*PROVIDED ENTRIES*.
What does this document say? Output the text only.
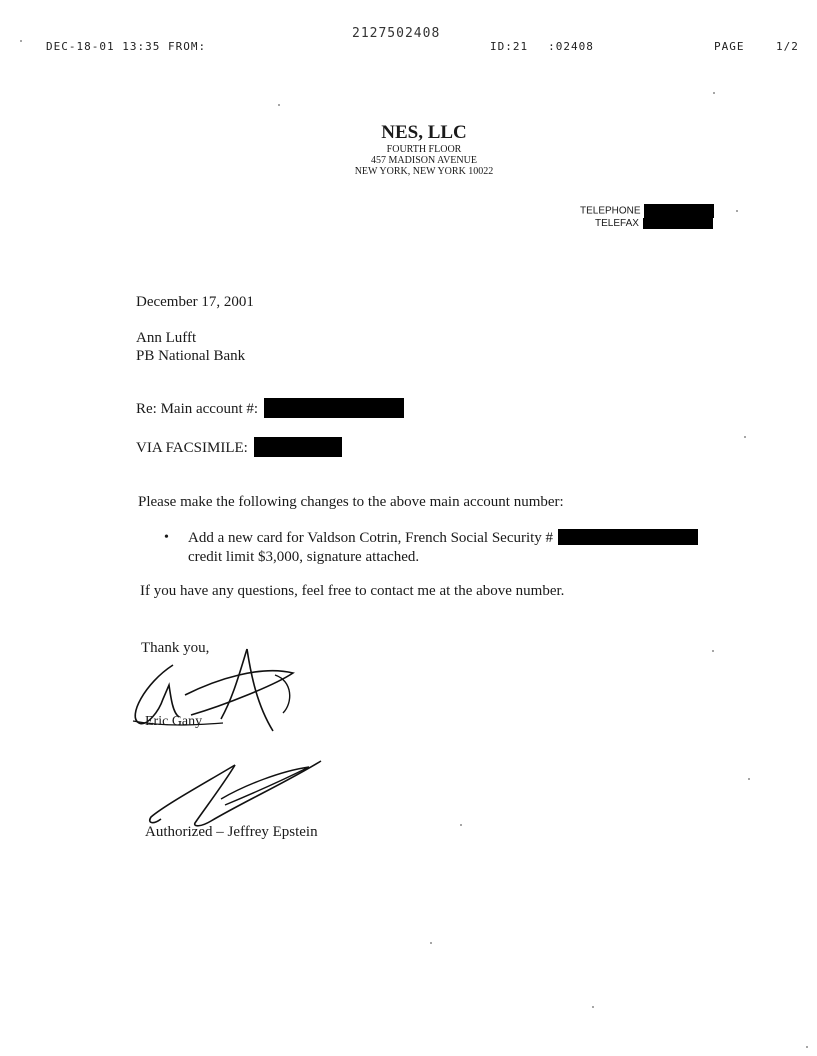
2127502408
DEC-18-01 13:35 FROM:	ID:21 :02408	PAGE	1/2
NES, LLC
FOURTH FLOOR
457 MADISON AVENUE
NEW YORK, NEW YORK 10022
TELEPHONE
TELEFAX
December 17, 2001
Ann Lufft
PB National Bank
Re: Main account #:
VIA FACSIMILE:
Please make the following changes to the above main account number:
• Add a new card for Valdson Cotrin, French Social Security #
credit limit $3,000, signature attached.
If you have any questions, feel free to contact me at the above number.
Thank you,
Eric Gany
Authorized – Jeffrey Epstein
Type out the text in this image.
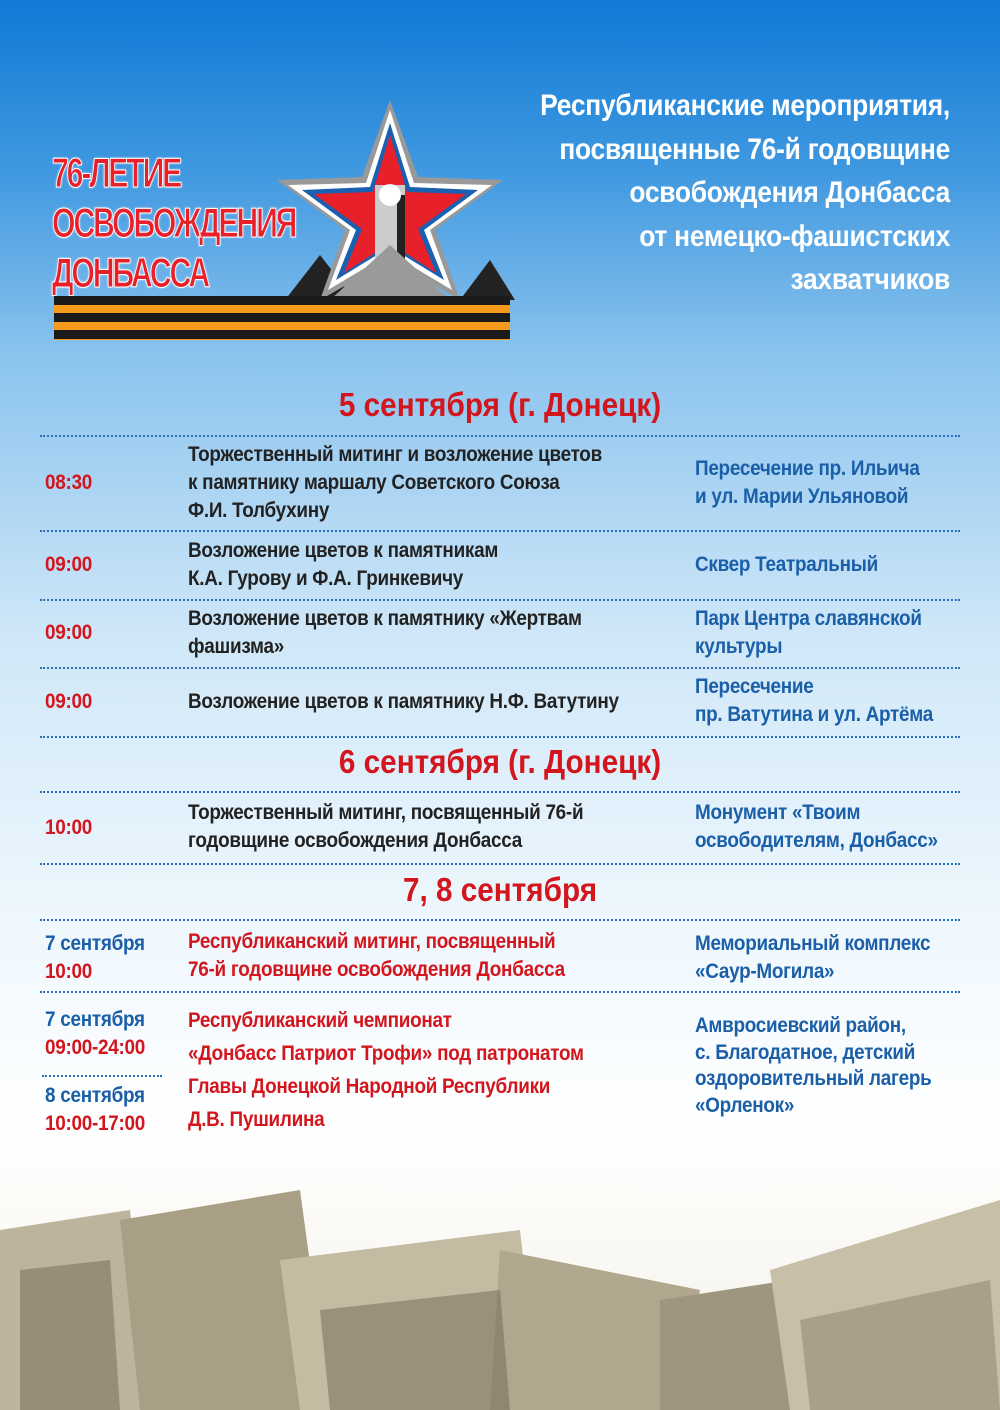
Республиканские мероприятия,
посвященные 76-й годовщине
освобождения Донбасса
от немецко-фашистских
захватчиков
76-ЛЕТИЕ
ОСВОБОЖДЕНИЯ
ДОНБАССА
5 сентября (г. Донецк)
08:30
Торжественный митинг и возложение цветов
к памятнику маршалу Советского Союза
Ф.И. Толбухину
Пересечение пр. Ильича
и ул. Марии Ульяновой
09:00
Возложение цветов к памятникам
К.А. Гурову и Ф.А. Гринкевичу
Сквер Театральный
09:00
Возложение цветов к памятнику «Жертвам
фашизма»
Парк Центра славянской
культуры
09:00	Возложение цветов к памятнику Н.Ф. Ватутину
Пересечение
пр. Ватутина и ул. Артёма
6 сентября (г. Донецк)
10:00
Торжественный митинг, посвященный 76-й
годовщине освобождения Донбасса
Монумент «Твоим
освободителям, Донбасс»
7, 8 сентября
7 сентября
10:00
Республиканский митинг, посвященный
76-й годовщине освобождения Донбасса
Мемориальный комплекс
«Саур-Могила»
7 сентября
09:00-24:00
8 сентября
10:00-17:00
Республиканский чемпионат
«Донбасс Патриот Трофи» под патронатом
Главы Донецкой Народной Республики
Д.В. Пушилина
Амвросиевский район,
с. Благодатное, детский
оздоровительный лагерь
«Орленок»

*WHAT YOU HAVE TO DO*.
Copy the material above exactly and drop the pictures.

*WRITTEN RESPONSE*.
What does this document say? Output the text only.
2127502408
DEC-18-01 13:35 FROM:	ID:21 :02408	PAGE	1/2
NES, LLC
FOURTH FLOOR
457 MADISON AVENUE
NEW YORK, NEW YORK 10022
TELEPHONE
TELEFAX
December 17, 2001
Ann Lufft
PB National Bank
Re: Main account #:
VIA FACSIMILE:
Please make the following changes to the above main account number:
• Add a new card for Valdson Cotrin, French Social Security #
credit limit $3,000, signature attached.
If you have any questions, feel free to contact me at the above number.
Thank you,
Eric Gany
Authorized – Jeffrey Epstein
Type out the text in this image.
Республиканские мероприятия,
посвященные 76-й годовщине
освобождения Донбасса
от немецко-фашистских
захватчиков
76-ЛЕТИЕ
ОСВОБОЖДЕНИЯ
ДОНБАССА
5 сентября (г. Донецк)
08:30
Торжественный митинг и возложение цветов
к памятнику маршалу Советского Союза
Ф.И. Толбухину
Пересечение пр. Ильича
и ул. Марии Ульяновой
09:00
Возложение цветов к памятникам
К.А. Гурову и Ф.А. Гринкевичу
Сквер Театральный
09:00
Возложение цветов к памятнику «Жертвам
фашизма»
Парк Центра славянской
культуры
09:00	Возложение цветов к памятнику Н.Ф. Ватутину
Пересечение
пр. Ватутина и ул. Артёма
6 сентября (г. Донецк)
10:00
Торжественный митинг, посвященный 76-й
годовщине освобождения Донбасса
Монумент «Твоим
освободителям, Донбасс»
7, 8 сентября
7 сентября
10:00
Республиканский митинг, посвященный
76-й годовщине освобождения Донбасса
Мемориальный комплекс
«Саур-Могила»
7 сентября
09:00-24:00
8 сентября
10:00-17:00
Республиканский чемпионат
«Донбасс Патриот Трофи» под патронатом
Главы Донецкой Народной Республики
Д.В. Пушилина
Амвросиевский район,
с. Благодатное, детский
оздоровительный лагерь
«Орленок»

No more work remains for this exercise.